Given problem
Look through the listing below and give the number of lines that hold "citizens". Say nothing more.

____________

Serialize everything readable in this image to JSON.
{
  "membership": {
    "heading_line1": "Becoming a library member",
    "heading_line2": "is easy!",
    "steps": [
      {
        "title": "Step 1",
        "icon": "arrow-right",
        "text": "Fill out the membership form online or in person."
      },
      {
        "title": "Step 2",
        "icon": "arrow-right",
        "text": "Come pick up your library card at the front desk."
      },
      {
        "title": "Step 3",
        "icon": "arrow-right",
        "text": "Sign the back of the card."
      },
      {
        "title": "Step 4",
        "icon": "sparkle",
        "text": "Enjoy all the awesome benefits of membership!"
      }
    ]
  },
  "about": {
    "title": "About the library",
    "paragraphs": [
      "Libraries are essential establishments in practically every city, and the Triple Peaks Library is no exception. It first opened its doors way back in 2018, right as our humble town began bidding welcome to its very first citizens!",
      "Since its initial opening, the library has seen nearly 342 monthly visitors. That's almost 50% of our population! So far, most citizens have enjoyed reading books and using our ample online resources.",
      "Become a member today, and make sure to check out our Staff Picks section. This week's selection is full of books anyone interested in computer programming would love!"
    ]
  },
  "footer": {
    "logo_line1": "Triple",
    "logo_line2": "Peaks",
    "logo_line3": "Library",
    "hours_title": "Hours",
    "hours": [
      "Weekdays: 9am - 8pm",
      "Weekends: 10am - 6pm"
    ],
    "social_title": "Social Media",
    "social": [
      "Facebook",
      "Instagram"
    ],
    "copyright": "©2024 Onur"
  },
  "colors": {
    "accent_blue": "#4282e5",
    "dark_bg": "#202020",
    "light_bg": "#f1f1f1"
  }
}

____________

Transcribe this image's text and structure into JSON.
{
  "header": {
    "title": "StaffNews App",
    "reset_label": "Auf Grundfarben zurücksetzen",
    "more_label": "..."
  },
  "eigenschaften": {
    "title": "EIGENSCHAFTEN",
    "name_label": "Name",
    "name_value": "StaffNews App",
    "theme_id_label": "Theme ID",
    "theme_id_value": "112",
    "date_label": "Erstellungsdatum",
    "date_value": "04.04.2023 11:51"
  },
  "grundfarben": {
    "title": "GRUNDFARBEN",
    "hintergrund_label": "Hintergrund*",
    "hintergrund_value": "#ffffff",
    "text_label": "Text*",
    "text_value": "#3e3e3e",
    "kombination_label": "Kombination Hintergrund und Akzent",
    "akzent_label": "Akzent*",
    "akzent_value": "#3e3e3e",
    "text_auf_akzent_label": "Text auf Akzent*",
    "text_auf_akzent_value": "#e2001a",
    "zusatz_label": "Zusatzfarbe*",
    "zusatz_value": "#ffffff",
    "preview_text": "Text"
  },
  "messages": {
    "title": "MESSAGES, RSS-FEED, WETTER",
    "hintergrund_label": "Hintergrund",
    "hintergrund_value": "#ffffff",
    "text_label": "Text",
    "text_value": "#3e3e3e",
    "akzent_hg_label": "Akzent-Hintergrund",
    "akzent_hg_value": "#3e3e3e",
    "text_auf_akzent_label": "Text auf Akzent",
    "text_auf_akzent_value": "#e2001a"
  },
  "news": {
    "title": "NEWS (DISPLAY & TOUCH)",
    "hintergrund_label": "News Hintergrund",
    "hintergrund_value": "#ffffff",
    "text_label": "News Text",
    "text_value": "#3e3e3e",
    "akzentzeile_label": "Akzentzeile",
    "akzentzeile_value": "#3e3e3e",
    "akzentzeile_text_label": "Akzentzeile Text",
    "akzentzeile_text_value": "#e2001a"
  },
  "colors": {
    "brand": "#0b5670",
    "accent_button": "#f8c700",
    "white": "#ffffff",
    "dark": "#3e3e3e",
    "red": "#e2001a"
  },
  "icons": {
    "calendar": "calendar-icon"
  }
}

____________

Response
2